Vegan, Jane Austen student, Minimalist, Reader, Librarian

Wednesday, September 30, 2009

Apple Time



Aren’t these apples beautiful? They’re delicious, too.














You know it’s fall when there are apples galore at the Farmers’ Market. I like apples, really, I do, but I can’t help feeling sad that it really means summer’s officially over. I like the fall colors but it also makes me a little sad because the leaves are falling leaving, well, bare trees for the winter. In Michigan that means almost six months. My favorite color is green so I really miss that color in the winter landscape. Thank goodness for my cedar hedge in the backyard.


So, apples. My favorite are Gala for eating on their own. I had some guests over to share some lunch on Sunday so I made an apple pie. Gala isn't the right apple for that so I had Jim pick me up some baking apples. The recipe I used was from Babycakes. It calls for roasting the apples first before baking them in the pie. It’s the first recipe I’ve seen that has done that; usually you just toss the apples in the uncooked pie crust. Needless to say, these apples held up very well to baking & roasting. I asked Jim to buy Pink Lady & Granny Smith but he couldn't find either; so I'm not sure what kind of baking apples these are. He took the advice of the apple farmers.


They were so good I decided to use up the rest of the baking apples by roasting them to have in my muesli and Jim’s granola during the week as they keep well in the refrigerator up to one week.

|---|

◆ **WRITTEN TASK A**
In the apple post, which apple variety does the writer like best for eating on its own?

◆ **AVAILABLE RECORDS**
|---|

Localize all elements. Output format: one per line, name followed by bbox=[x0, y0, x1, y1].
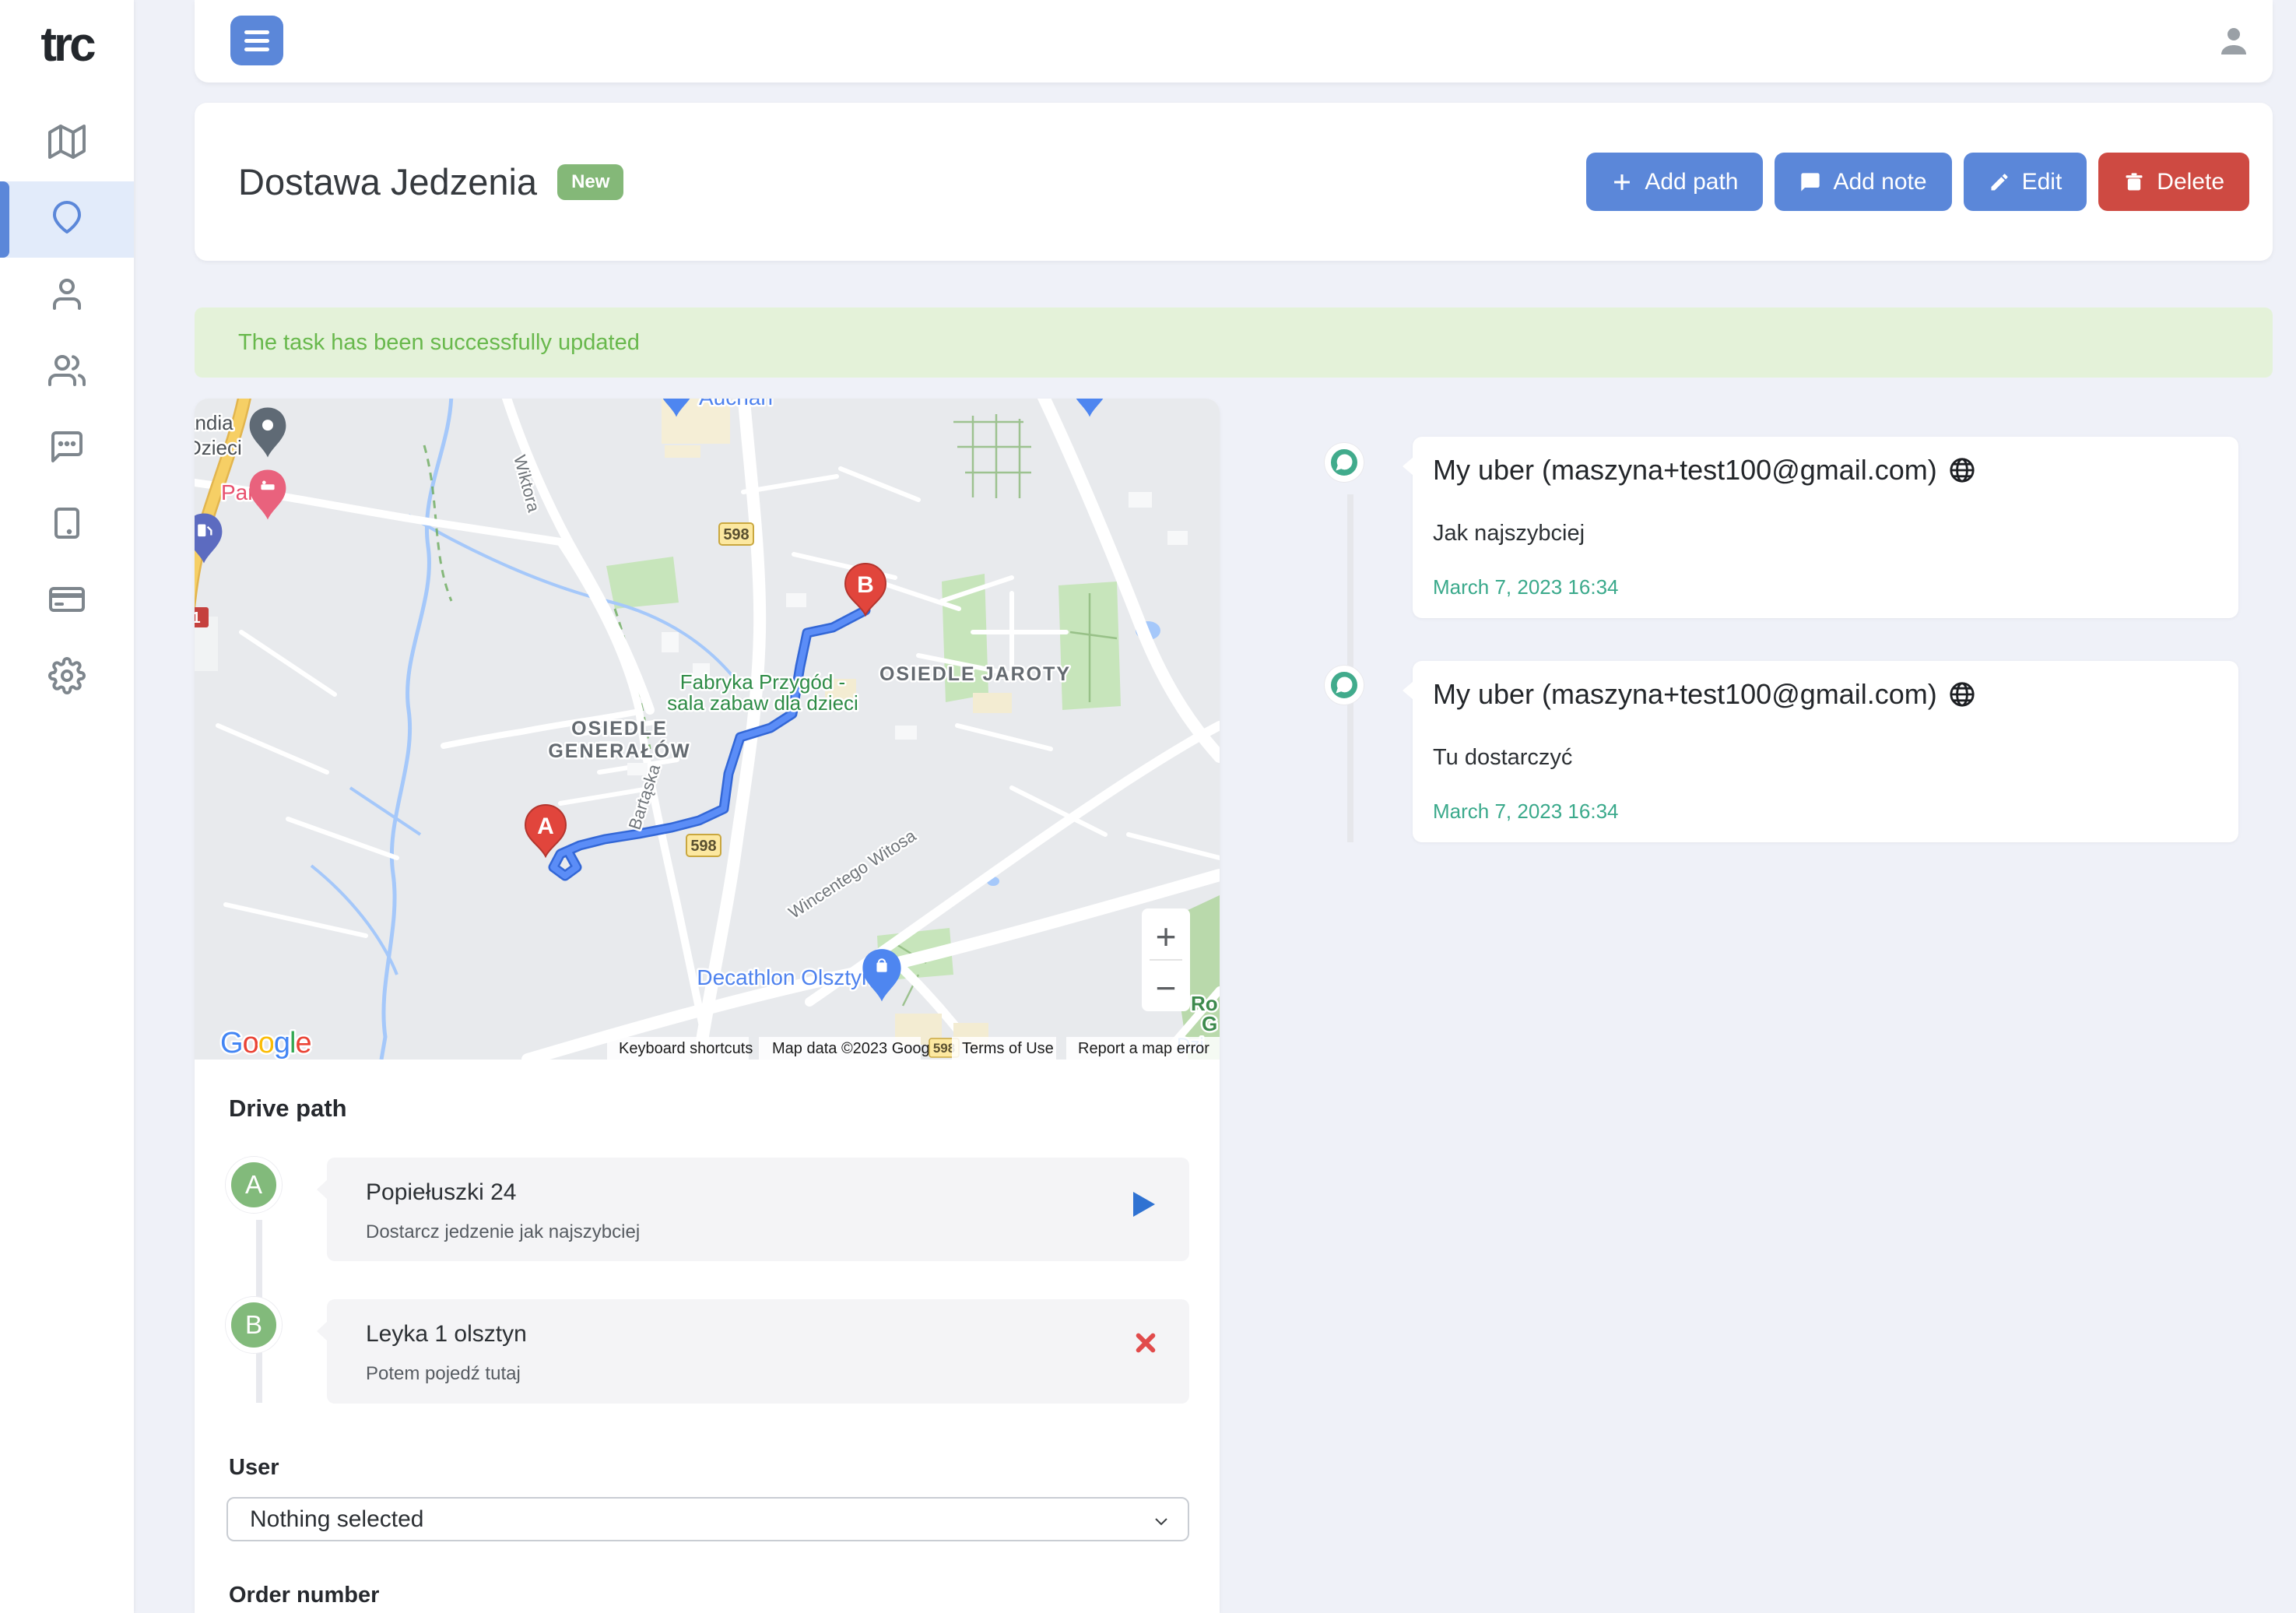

|---|

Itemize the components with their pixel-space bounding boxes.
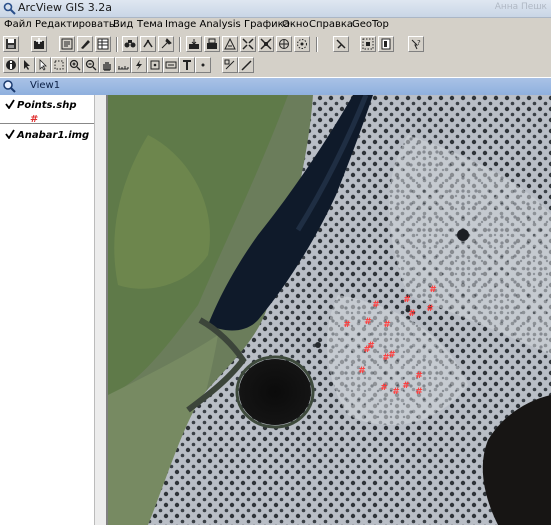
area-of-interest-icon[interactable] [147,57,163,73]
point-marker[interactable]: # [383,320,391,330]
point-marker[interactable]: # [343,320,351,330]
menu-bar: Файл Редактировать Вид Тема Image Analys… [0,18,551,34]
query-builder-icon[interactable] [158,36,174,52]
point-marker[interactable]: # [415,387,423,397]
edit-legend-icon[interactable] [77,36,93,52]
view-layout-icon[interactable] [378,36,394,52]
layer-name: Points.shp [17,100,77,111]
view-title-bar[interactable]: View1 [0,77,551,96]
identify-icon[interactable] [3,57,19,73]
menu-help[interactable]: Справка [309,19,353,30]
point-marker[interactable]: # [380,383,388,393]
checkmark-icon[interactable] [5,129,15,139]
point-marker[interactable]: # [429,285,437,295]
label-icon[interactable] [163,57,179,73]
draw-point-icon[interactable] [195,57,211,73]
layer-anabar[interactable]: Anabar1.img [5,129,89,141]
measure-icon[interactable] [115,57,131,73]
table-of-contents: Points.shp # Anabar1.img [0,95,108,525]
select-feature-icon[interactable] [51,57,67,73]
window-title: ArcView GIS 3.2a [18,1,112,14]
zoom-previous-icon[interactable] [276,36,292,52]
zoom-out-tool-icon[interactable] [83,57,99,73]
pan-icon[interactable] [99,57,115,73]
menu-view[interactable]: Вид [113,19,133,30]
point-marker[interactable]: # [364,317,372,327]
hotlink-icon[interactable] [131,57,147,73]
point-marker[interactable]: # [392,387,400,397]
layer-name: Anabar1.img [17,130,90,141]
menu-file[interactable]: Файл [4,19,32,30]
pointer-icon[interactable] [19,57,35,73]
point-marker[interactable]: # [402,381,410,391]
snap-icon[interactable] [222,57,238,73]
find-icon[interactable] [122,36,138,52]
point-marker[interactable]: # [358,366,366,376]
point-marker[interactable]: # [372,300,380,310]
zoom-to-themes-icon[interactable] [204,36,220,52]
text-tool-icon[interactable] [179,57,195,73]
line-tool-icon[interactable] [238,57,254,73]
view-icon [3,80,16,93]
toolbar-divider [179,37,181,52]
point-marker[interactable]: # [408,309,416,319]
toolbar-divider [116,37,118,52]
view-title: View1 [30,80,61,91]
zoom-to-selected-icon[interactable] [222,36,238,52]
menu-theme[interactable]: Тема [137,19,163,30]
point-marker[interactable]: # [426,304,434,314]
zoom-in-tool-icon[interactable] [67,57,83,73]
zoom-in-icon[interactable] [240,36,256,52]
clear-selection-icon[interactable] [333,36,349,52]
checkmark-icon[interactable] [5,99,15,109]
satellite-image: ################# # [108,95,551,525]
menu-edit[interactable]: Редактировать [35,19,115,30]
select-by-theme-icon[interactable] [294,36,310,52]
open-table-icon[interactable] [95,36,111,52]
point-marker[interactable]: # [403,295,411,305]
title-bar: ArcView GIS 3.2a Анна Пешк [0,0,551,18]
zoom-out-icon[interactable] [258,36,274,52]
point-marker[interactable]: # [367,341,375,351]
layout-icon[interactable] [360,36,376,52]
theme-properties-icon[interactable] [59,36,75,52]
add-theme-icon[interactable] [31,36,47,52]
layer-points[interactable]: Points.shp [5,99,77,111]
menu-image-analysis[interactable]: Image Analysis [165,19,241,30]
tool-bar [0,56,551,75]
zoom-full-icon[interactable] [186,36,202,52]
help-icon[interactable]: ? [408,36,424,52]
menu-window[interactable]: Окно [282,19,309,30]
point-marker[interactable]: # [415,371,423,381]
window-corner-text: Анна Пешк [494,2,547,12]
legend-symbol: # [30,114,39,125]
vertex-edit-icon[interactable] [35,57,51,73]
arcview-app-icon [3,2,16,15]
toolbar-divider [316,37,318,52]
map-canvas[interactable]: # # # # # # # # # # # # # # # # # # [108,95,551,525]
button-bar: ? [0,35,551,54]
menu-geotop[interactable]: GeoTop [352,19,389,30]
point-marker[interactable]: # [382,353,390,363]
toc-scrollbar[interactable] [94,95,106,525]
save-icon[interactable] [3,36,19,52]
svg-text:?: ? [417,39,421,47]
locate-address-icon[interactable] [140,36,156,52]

|---|

◆ **WRITTEN TASK B**
In the rows, begin at the line that contains "Itemize the components" and stop after the line that contains "checkmark-icon[interactable] [5,129,15,139]". Return those lines verbatim, omitting the picture.

◆ **EXPECTED OUTPUT A**
Gala

◆ **EXPECTED OUTPUT B**
Itemize the components with their pixel-space bounding boxes.
area-of-interest-icon[interactable] [147,57,163,73]
point-marker[interactable]: # [383,320,391,330]
point-marker[interactable]: # [343,320,351,330]
menu-bar: Файл Редактировать Вид Тема Image Analys… [0,18,551,34]
query-builder-icon[interactable] [158,36,174,52]
point-marker[interactable]: # [415,387,423,397]
edit-legend-icon[interactable] [77,36,93,52]
view-layout-icon[interactable] [378,36,394,52]
layer-name: Points.shp [17,100,77,111]
view-title-bar[interactable]: View1 [0,77,551,96]
identify-icon[interactable] [3,57,19,73]
menu-help[interactable]: Справка [309,19,353,30]
point-marker[interactable]: # [380,383,388,393]
checkmark-icon[interactable] [5,129,15,139]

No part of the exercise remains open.